» Stated exercise:
List every row below that contains the string "filetype", copying each one in full. Case counts.

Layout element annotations
****

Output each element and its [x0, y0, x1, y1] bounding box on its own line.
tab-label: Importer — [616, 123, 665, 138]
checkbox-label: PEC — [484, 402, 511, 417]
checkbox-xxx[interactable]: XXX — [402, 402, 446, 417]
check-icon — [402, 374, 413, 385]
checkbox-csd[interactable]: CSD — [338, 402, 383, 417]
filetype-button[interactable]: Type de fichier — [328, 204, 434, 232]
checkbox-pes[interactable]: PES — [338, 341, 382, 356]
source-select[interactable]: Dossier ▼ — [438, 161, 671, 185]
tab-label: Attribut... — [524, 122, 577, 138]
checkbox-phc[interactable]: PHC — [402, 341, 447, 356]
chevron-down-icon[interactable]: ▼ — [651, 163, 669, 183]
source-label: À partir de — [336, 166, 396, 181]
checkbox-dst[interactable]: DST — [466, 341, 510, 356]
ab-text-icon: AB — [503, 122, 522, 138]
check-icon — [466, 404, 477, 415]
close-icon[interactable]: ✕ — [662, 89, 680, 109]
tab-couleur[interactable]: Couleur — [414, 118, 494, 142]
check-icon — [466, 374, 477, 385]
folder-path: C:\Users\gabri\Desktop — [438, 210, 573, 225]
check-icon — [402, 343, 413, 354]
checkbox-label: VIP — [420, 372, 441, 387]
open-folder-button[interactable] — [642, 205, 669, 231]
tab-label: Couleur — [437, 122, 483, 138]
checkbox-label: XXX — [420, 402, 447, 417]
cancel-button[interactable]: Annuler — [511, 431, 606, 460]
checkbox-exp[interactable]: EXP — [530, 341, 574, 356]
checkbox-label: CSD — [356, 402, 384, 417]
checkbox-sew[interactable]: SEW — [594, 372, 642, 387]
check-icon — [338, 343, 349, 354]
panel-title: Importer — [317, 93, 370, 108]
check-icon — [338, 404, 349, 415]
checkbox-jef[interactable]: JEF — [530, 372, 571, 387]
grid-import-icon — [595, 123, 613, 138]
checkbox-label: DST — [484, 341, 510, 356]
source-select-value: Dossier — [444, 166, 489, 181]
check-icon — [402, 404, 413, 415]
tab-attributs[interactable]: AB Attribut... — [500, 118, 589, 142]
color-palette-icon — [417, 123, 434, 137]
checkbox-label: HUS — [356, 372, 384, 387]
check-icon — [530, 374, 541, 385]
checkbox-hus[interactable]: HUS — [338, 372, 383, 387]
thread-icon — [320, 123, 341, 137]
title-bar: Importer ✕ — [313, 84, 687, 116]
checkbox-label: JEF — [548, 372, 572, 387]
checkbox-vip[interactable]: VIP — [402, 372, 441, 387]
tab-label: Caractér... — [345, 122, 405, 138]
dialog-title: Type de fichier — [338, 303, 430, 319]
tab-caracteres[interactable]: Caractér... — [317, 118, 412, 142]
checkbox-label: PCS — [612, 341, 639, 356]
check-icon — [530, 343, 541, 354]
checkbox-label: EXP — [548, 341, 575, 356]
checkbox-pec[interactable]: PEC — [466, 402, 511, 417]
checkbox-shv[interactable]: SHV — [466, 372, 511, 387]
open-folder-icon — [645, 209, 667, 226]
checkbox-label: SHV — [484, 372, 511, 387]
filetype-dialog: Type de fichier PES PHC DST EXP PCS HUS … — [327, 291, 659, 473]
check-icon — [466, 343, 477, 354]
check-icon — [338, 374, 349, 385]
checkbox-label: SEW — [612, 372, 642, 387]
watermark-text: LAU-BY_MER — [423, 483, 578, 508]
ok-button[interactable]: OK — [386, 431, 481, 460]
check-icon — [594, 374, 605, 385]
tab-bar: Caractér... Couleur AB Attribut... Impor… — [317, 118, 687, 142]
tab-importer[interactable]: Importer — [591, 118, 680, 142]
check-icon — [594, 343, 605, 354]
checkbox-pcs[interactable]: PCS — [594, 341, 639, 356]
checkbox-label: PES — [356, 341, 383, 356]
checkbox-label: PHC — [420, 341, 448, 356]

****

» Task result:
filetype-button[interactable]: Type de fichier — [328, 204, 434, 232]
filetype-dialog: Type de fichier PES PHC DST EXP PCS HUS … — [327, 291, 659, 473]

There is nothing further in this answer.